Copy out exactly the lines from the one containing "Decode this image" to the end of the records below, both included, and nothing else.

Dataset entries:
---
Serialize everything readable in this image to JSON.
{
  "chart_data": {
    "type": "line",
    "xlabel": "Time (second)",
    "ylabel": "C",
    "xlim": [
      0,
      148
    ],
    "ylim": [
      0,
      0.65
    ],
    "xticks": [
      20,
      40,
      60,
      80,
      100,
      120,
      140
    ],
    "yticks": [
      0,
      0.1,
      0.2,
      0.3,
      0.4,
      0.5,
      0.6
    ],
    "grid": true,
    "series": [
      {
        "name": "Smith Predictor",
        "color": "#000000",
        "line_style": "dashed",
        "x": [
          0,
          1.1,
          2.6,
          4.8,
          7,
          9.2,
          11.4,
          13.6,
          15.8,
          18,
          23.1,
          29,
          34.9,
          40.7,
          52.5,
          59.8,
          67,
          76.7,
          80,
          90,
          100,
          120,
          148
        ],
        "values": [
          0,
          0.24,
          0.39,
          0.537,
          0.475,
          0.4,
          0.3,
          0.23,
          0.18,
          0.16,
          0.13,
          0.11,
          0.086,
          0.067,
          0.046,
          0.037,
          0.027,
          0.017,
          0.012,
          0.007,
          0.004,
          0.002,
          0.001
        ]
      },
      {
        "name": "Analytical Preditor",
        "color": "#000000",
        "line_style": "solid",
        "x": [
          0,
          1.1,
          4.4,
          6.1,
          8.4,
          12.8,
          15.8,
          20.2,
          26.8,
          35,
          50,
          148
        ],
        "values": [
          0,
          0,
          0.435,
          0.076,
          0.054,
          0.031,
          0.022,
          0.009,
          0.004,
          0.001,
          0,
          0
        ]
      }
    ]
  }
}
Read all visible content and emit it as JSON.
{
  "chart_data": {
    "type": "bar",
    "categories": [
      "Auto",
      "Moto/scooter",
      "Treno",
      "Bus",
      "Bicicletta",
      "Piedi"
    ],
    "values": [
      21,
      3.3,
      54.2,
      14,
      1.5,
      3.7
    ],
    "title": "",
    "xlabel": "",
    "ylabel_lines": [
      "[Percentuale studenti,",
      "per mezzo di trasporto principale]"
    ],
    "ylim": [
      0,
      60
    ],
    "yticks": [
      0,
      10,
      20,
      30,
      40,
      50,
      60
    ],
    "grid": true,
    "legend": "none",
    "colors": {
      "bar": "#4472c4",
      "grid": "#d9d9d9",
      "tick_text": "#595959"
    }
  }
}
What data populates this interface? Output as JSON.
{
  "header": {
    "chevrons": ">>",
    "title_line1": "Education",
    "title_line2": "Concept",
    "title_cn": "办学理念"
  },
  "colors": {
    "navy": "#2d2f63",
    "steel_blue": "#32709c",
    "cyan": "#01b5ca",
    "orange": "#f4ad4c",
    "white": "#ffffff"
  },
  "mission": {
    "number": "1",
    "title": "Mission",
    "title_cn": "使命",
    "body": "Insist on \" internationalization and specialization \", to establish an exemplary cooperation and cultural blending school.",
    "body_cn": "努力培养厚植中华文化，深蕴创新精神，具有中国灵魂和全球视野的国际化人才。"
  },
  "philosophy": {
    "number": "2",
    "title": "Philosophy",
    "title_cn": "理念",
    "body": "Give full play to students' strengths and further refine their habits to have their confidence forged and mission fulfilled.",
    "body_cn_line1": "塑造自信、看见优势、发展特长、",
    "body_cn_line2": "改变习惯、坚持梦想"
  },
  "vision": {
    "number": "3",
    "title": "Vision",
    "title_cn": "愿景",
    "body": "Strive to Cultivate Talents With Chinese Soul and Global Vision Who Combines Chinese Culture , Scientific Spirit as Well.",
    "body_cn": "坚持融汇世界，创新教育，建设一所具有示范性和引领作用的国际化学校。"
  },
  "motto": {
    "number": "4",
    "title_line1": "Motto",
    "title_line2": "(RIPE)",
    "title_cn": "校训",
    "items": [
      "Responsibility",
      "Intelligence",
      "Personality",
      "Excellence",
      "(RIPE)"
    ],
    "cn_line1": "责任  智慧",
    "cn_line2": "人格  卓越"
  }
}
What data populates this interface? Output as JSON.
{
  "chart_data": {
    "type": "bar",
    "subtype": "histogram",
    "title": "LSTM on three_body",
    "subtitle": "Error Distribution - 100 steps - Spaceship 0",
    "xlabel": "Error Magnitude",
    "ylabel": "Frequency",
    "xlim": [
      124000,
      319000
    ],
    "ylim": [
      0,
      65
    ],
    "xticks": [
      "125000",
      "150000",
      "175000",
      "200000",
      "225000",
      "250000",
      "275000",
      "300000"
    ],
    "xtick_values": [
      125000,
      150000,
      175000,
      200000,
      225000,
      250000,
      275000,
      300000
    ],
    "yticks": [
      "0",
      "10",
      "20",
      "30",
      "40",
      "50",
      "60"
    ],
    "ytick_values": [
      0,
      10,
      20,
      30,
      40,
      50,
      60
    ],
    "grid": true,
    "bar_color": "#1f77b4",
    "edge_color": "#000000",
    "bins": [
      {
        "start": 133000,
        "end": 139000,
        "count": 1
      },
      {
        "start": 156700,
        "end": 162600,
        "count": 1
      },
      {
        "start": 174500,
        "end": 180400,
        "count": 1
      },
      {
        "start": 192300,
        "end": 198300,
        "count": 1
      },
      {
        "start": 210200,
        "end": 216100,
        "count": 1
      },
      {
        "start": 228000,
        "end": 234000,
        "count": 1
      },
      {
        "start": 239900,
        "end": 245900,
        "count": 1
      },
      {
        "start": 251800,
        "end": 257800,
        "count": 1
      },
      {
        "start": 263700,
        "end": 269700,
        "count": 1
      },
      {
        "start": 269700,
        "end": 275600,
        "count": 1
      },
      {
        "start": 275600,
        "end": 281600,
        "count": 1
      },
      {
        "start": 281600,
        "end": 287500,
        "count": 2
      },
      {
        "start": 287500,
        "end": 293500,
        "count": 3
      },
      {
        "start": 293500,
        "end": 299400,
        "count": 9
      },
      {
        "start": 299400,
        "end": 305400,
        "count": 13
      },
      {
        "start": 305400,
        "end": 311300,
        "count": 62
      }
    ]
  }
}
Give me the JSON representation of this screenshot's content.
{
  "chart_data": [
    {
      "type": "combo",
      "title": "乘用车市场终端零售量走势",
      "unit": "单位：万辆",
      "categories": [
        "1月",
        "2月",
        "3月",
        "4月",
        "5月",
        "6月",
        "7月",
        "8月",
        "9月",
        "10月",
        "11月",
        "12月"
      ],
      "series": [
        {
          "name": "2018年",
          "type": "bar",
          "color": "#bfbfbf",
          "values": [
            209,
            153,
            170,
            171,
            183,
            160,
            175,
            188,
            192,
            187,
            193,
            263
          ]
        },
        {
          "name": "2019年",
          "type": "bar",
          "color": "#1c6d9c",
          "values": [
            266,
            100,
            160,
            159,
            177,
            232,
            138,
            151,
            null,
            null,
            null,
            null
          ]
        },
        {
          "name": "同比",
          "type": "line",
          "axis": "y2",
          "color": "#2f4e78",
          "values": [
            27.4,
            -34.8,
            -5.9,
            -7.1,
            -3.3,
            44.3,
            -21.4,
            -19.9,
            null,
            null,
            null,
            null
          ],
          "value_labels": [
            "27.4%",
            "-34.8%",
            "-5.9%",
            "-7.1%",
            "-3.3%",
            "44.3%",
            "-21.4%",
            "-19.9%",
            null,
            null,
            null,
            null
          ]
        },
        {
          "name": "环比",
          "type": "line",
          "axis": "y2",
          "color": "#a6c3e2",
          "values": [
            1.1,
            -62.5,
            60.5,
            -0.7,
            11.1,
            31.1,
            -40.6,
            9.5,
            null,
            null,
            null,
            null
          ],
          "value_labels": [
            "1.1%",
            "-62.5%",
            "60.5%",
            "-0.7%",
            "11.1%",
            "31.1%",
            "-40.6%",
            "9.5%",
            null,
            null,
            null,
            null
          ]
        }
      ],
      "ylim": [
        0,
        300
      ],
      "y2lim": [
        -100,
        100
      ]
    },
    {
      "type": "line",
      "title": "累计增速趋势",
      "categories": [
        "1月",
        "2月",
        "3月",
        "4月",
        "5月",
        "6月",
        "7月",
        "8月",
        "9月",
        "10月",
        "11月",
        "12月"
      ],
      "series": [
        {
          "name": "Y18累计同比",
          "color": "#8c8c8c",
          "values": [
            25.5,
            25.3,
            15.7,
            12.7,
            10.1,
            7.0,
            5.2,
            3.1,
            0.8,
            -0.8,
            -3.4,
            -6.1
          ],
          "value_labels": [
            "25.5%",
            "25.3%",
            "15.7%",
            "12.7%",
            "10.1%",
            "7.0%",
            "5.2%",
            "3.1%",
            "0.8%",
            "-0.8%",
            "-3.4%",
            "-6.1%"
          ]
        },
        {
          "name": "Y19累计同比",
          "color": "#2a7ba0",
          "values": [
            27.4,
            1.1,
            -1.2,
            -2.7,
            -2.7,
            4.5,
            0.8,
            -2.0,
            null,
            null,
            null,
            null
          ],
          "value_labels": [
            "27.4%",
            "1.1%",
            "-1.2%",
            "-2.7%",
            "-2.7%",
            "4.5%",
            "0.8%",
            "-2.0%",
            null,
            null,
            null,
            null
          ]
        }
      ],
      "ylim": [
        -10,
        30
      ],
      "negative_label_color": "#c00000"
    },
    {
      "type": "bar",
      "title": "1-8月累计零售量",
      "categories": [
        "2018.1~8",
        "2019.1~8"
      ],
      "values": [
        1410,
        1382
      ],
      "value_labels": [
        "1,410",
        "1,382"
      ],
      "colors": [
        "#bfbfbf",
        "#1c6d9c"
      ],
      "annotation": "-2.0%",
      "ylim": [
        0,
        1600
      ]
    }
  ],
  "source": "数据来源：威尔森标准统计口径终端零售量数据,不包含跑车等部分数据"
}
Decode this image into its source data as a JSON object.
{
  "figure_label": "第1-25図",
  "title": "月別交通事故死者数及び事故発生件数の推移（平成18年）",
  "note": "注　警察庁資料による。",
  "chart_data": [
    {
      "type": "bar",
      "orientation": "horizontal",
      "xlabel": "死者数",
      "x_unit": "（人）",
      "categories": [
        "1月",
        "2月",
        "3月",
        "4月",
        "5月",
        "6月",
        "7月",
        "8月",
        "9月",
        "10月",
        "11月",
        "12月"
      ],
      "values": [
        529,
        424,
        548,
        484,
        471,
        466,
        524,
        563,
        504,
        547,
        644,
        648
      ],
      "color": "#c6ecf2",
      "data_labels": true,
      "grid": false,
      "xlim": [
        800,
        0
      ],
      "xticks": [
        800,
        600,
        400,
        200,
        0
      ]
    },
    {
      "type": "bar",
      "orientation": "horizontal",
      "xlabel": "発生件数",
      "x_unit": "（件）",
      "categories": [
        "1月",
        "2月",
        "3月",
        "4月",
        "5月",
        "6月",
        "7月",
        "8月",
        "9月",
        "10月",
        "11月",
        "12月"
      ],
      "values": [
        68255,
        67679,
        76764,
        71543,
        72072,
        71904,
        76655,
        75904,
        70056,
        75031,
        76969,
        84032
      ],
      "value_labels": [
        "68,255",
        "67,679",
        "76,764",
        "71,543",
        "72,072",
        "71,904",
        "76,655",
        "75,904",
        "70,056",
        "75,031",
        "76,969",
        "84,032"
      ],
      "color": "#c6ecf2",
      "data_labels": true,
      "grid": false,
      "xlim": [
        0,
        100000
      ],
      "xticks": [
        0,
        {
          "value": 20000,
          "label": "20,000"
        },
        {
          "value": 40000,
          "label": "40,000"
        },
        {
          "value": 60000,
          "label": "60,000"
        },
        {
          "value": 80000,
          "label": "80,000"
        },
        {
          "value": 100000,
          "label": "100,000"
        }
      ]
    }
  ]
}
---
Task output
Decode this image into its source data as a JSON object.
{
  "figure_label": "第1-25図",
  "title": "月別交通事故死者数及び事故発生件数の推移（平成18年）",
  "note": "注　警察庁資料による。",
  "chart_data": [
    {
      "type": "bar",
      "orientation": "horizontal",
      "xlabel": "死者数",
      "x_unit": "（人）",
      "categories": [
        "1月",
        "2月",
        "3月",
        "4月",
        "5月",
        "6月",
        "7月",
        "8月",
        "9月",
        "10月",
        "11月",
        "12月"
      ],
      "values": [
        529,
        424,
        548,
        484,
        471,
        466,
        524,
        563,
        504,
        547,
        644,
        648
      ],
      "color": "#c6ecf2",
      "data_labels": true,
      "grid": false,
      "xlim": [
        800,
        0
      ],
      "xticks": [
        800,
        600,
        400,
        200,
        0
      ]
    },
    {
      "type": "bar",
      "orientation": "horizontal",
      "xlabel": "発生件数",
      "x_unit": "（件）",
      "categories": [
        "1月",
        "2月",
        "3月",
        "4月",
        "5月",
        "6月",
        "7月",
        "8月",
        "9月",
        "10月",
        "11月",
        "12月"
      ],
      "values": [
        68255,
        67679,
        76764,
        71543,
        72072,
        71904,
        76655,
        75904,
        70056,
        75031,
        76969,
        84032
      ],
      "value_labels": [
        "68,255",
        "67,679",
        "76,764",
        "71,543",
        "72,072",
        "71,904",
        "76,655",
        "75,904",
        "70,056",
        "75,031",
        "76,969",
        "84,032"
      ],
      "color": "#c6ecf2",
      "data_labels": true,
      "grid": false,
      "xlim": [
        0,
        100000
      ],
      "xticks": [
        0,
        {
          "value": 20000,
          "label": "20,000"
        },
        {
          "value": 40000,
          "label": "40,000"
        },
        {
          "value": 60000,
          "label": "60,000"
        },
        {
          "value": 80000,
          "label": "80,000"
        },
        {
          "value": 100000,
          "label": "100,000"
        }
      ]
    }
  ]
}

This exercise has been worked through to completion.